§ WORK TO BE COMPLETED: Copy out the listing that follows, exactly, without its pictures.

******

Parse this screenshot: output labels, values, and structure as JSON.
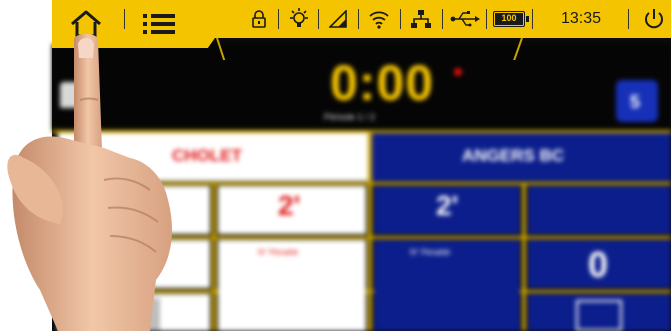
{
  "statusbar": {
    "time": "13:35",
    "battery_label": "100",
    "icons": [
      "lock-icon",
      "brightness-icon",
      "signal-icon",
      "wifi-icon",
      "network-icon",
      "usb-icon",
      "battery-icon",
      "power-icon"
    ],
    "accent_color": "#f5c400"
  },
  "nav": {
    "home_icon": "home-icon",
    "menu_icon": "menu-icon"
  },
  "scoreboard": {
    "clock": "0:00",
    "period": "Période 1 / 2",
    "home_team": "CHOLET",
    "away_team": "ANGERS BC",
    "home_timeouts": "2'",
    "away_timeouts": "2'",
    "away_score": "0",
    "away_shirt_number": "5",
    "home_fouls_label": "N° Pénalité",
    "away_fouls_label": "N° Pénalité",
    "home_color": "#e01818",
    "away_color": "#0c1e8c"
  }
}
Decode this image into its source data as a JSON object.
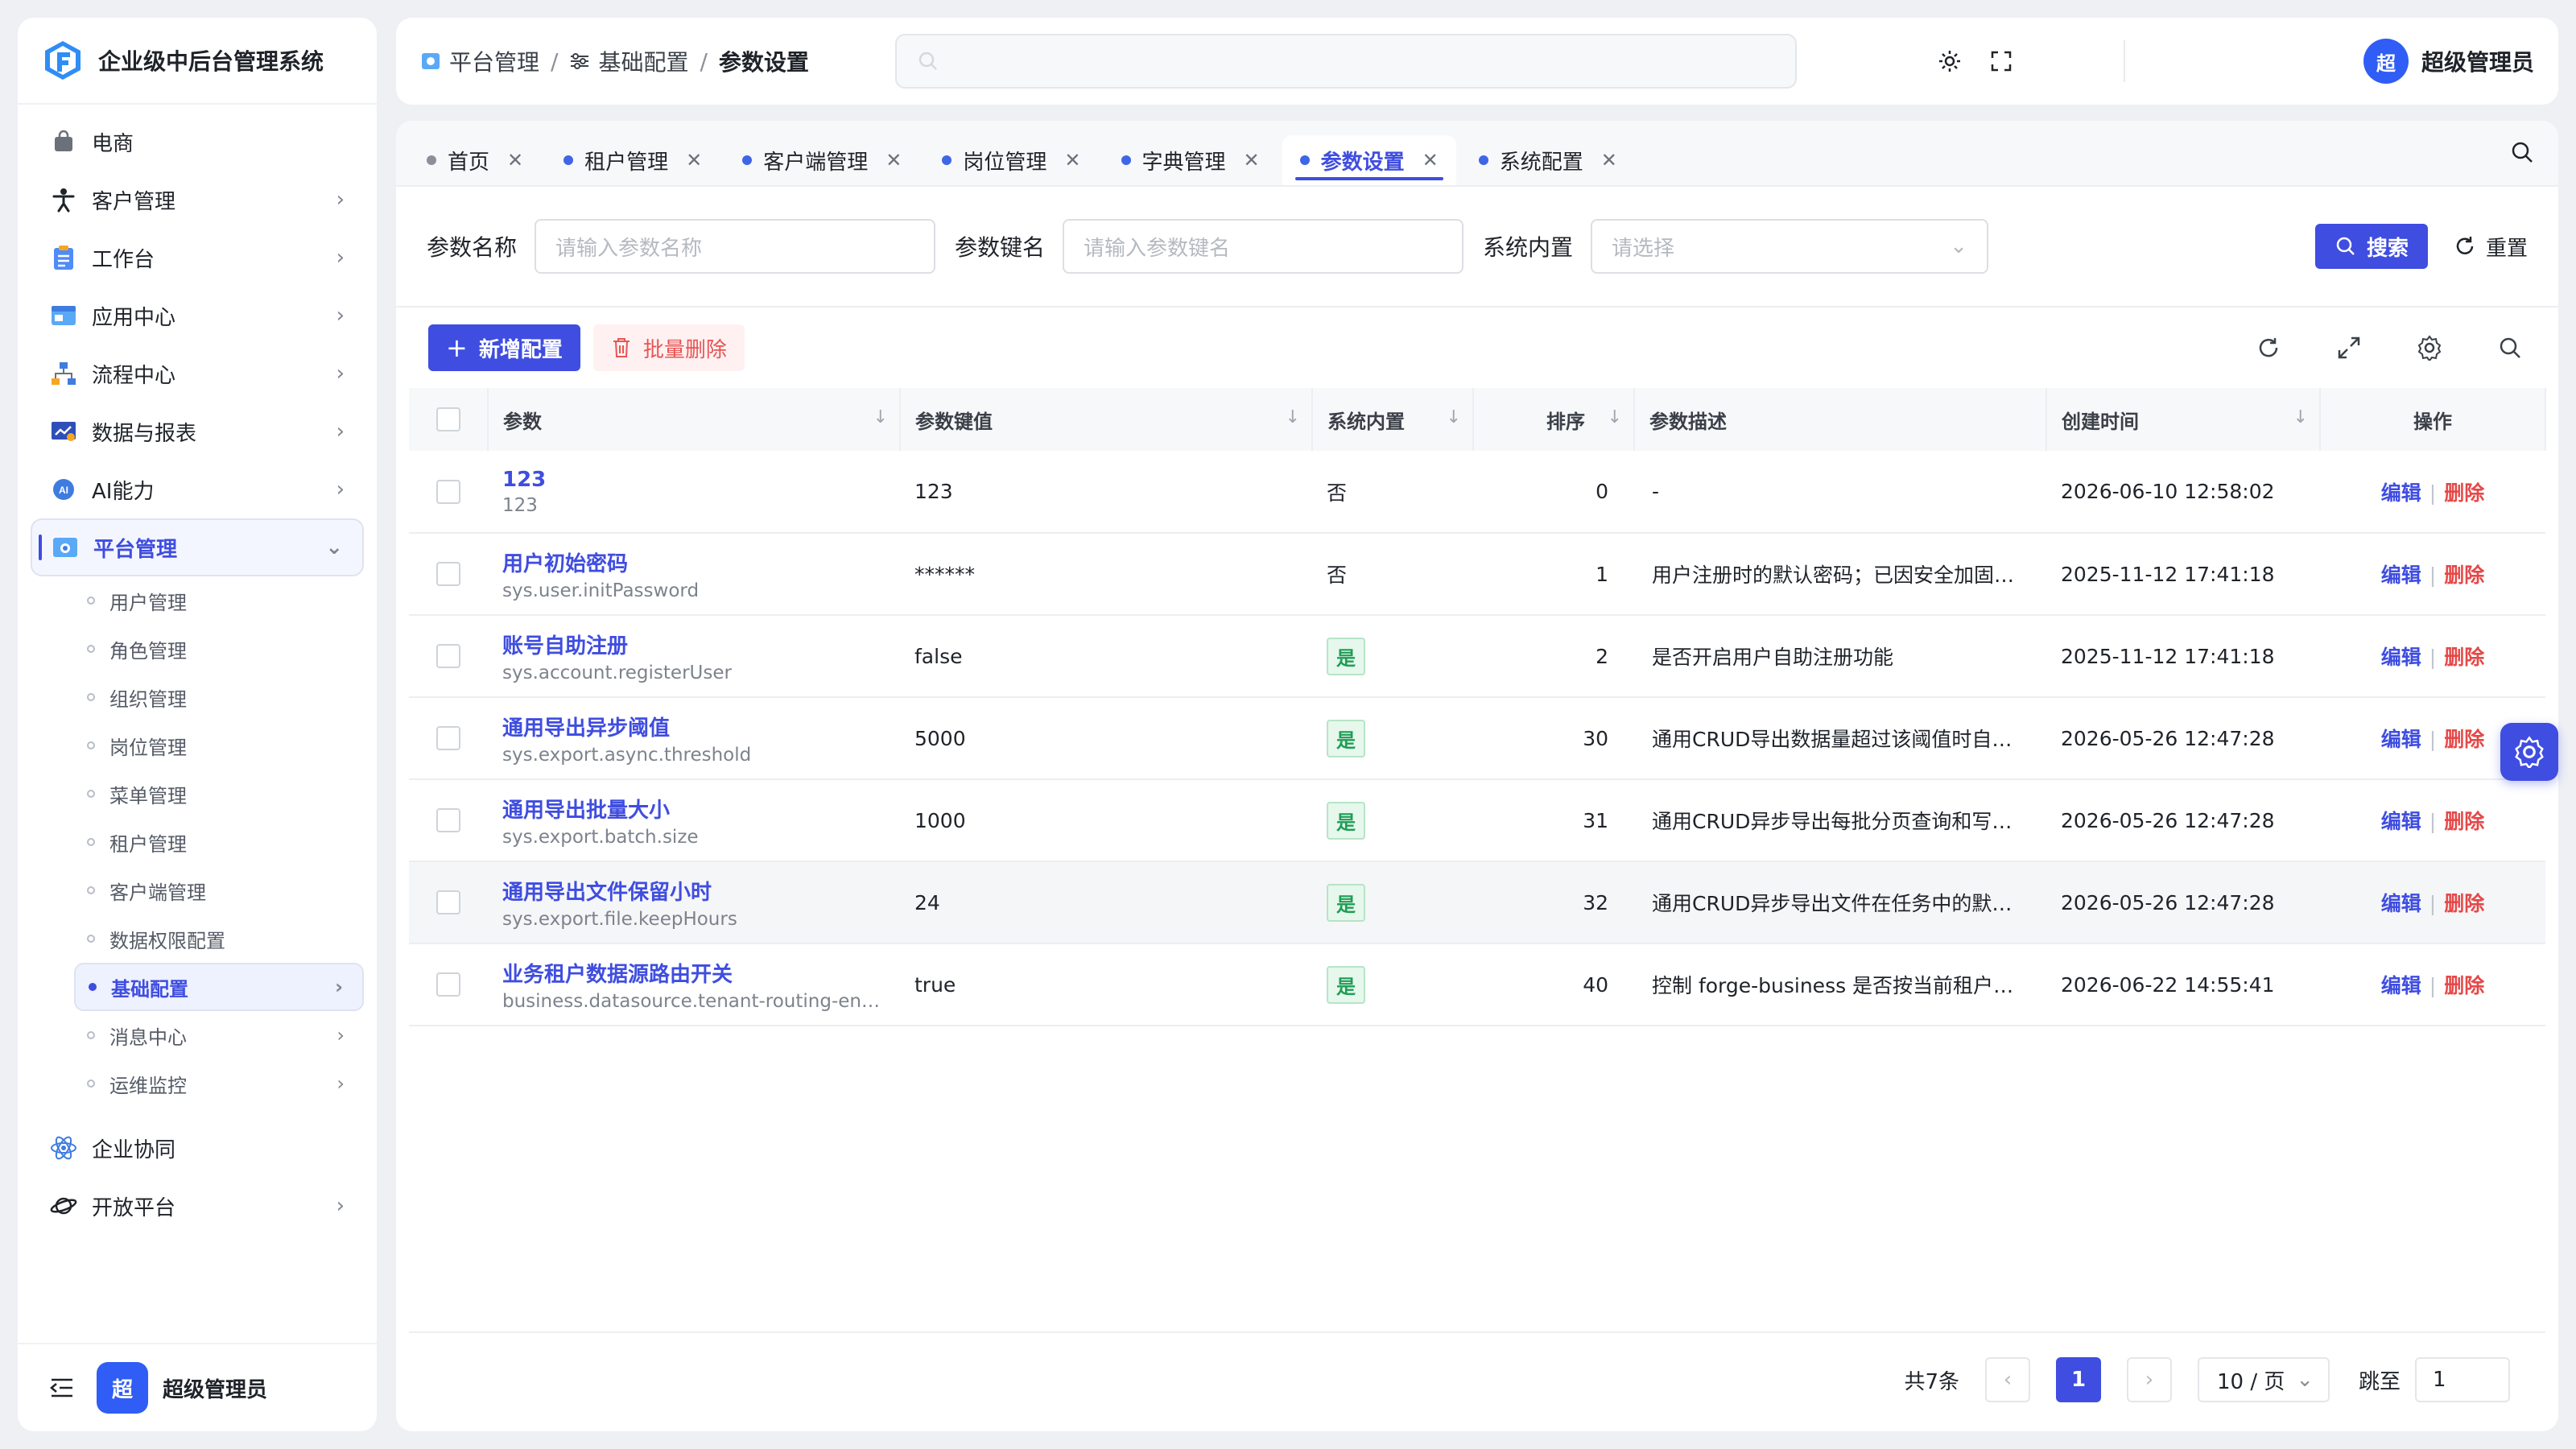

******

§ REPLY:
Parse this screenshot: output labels, values, and structure as JSON.
{
  "statusbar": {
    "time": "13:35",
    "battery_label": "100",
    "icons": [
      "lock-icon",
      "brightness-icon",
      "signal-icon",
      "wifi-icon",
      "network-icon",
      "usb-icon",
      "battery-icon",
      "power-icon"
    ],
    "accent_color": "#f5c400"
  },
  "nav": {
    "home_icon": "home-icon",
    "menu_icon": "menu-icon"
  },
  "scoreboard": {
    "clock": "0:00",
    "period": "Période 1 / 2",
    "home_team": "CHOLET",
    "away_team": "ANGERS BC",
    "home_timeouts": "2'",
    "away_timeouts": "2'",
    "away_score": "0",
    "away_shirt_number": "5",
    "home_fouls_label": "N° Pénalité",
    "away_fouls_label": "N° Pénalité",
    "home_color": "#e01818",
    "away_color": "#0c1e8c"
  }
}
Decode this image into its source data as a JSON object.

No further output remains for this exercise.